*ACTIVITY*:
Could you edit the passage on HIV-1 subtype BF, starting with "Recombination between HIV-1" and going on through "connected transmission net.", with "transmission net" replaced by "transmission network"?

*READING PASSAGE*:
====
Short Communication: HIV Type 1 Subtype BF Leads to Faster CD4 + T Cell Loss Compared to Subtype B

Recombination between HIV-1 strains, as a result of coinfection or superinfection, appears to be a powerful mechanism of virus evolution and significantly contributes to viral diversification. ^1,2 Worldwide, 51 circulating recombinant forms (CRFs) and a large number of unique recombinant forms (URFs) have been identified. They accounted for approximately 18% of new infections in 2004 and play an increasingly important role in shaping the AIDS pandemic. ³ In Southern South America, BF recombinants underwent rapid population growth after they emerged in the late 1980s, which likely denotes the higher transmissibility of this subtype than of other viral forms in that epidemic framework. Following a plateau period, however, its prevalence has slowed, possibly explainable by a weak founder effect and/or the absence of a highly connected transmission net.

Currently, BF CRFs are the most widespread form of HIV-1 after subtype B and reach a high prevalence (10–50%) in Argentina, Brazil, Chile, Paraguay, and Uruguay. ^{4 –7} Brazil has the highest number of people living with HIV-1 in the region (estimates from 460,000 to 810,000) ⁸ and, as in Europe and North America, subtype B is the major circulating genetic clade. In this country, five distinct BF CRFs have been described to date (CRF28_BF, CRF29_BF, CRF39_BF, CRF40_BF, and CRF46_BF). ⁶ By the year of 2006, 62% of AIDS cases reported in Brazil were confined to the Southeast region, with 70% of these cases from São Paulo, the most populous Brazilian city. Interestingly, up to 11% of the HIV-1 isolated in São Paulo to date has shown a mosaic B/F genome. ^5,7

The increasing prevalence of new CRFs and URFs poses a problem in controlling the AIDS epidemics given potential differences in resistance profiles, response to antiretroviral therapy (ART), and other biological properties of the variants. Although different transmission effectiveness, preferential routes of infection, and intrahost replication fitness have long been suggested, ^9,10 debate still remains as to whether differences among viral subtypes would influence disease progression. Of note, a small number of studies have examined the effect of HIV-1 subtype on clinical outcome. ^{11 –13} However, most of them included only seroprevalent cases or a mixture of incident and prevalent cases and have reported subtype assignment based on partial genome sequencing, which cannot exclude the presence of recombinants. To date, no study has investigated distinctive disease outcomes when comparing the two most prevalent HIV-1 forms in Southeast Brazil, subtypes B and BF.
====
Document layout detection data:
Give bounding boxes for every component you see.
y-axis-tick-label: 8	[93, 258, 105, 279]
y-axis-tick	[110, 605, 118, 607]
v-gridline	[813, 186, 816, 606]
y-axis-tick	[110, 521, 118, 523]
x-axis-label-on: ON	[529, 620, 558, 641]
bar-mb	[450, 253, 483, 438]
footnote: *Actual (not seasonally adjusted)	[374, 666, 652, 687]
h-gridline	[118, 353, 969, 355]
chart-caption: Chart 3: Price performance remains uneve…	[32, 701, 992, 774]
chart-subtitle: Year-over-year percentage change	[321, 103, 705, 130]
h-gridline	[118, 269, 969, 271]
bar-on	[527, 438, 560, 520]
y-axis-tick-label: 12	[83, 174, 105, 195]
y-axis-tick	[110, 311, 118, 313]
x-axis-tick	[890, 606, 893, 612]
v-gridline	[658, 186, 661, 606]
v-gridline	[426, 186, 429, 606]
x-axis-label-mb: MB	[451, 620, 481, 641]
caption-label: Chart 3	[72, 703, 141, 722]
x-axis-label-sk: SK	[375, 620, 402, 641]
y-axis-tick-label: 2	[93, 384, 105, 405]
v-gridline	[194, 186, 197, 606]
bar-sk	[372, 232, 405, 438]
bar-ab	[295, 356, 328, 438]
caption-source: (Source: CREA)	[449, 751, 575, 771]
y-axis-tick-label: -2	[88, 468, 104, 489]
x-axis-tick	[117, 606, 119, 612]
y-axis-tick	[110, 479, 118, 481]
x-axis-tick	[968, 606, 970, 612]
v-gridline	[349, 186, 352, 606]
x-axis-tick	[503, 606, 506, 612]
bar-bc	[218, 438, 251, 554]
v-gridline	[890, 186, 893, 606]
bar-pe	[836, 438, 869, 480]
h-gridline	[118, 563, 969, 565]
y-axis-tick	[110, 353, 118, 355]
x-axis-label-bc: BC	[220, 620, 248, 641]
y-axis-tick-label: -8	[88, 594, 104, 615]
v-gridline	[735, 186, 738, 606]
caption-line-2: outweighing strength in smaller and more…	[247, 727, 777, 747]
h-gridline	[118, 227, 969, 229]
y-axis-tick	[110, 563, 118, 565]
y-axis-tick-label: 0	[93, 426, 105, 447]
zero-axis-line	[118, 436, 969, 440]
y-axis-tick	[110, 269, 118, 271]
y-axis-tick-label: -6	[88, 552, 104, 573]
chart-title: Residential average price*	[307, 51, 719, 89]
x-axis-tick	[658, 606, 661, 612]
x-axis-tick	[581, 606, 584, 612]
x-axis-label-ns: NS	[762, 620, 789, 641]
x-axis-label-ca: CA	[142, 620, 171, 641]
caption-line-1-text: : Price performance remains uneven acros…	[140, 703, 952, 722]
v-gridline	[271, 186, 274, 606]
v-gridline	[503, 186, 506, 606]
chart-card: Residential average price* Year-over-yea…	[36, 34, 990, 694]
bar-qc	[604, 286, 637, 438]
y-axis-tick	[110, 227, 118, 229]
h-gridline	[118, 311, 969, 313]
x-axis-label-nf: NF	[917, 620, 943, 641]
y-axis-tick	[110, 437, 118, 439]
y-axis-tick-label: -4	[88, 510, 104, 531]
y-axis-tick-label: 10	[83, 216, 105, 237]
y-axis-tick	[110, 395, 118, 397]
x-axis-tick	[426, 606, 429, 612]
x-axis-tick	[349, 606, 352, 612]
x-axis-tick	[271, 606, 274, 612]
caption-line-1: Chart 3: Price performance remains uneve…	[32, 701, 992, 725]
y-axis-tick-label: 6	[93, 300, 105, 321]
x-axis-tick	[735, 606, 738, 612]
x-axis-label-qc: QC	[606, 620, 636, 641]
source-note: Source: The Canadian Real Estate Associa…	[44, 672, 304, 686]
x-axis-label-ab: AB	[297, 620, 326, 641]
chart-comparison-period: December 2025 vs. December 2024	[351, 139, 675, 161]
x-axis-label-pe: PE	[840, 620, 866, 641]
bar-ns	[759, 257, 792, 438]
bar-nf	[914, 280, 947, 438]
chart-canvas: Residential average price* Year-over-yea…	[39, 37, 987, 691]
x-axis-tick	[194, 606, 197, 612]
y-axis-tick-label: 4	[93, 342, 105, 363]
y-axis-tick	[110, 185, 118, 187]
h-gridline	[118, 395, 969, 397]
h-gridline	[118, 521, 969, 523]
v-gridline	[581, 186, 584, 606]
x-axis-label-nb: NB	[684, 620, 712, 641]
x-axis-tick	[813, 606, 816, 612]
====
*YOUR SOLUTION*:
Recombination between HIV-1 strains, as a result of coinfection or superinfection, appears to be a powerful mechanism of virus evolution and significantly contributes to viral diversification. ^1,2 Worldwide, 51 circulating recombinant forms (CRFs) and a large number of unique recombinant forms (URFs) have been identified. They accounted for approximately 18% of new infections in 2004 and play an increasingly important role in shaping the AIDS pandemic. ³ In Southern South America, BF recombinants underwent rapid population growth after they emerged in the late 1980s, which likely denotes the higher transmissibility of this subtype than of other viral forms in that epidemic framework. Following a plateau period, however, its prevalence has slowed, possibly explainable by a weak founder effect and/or the absence of a highly connected transmission network.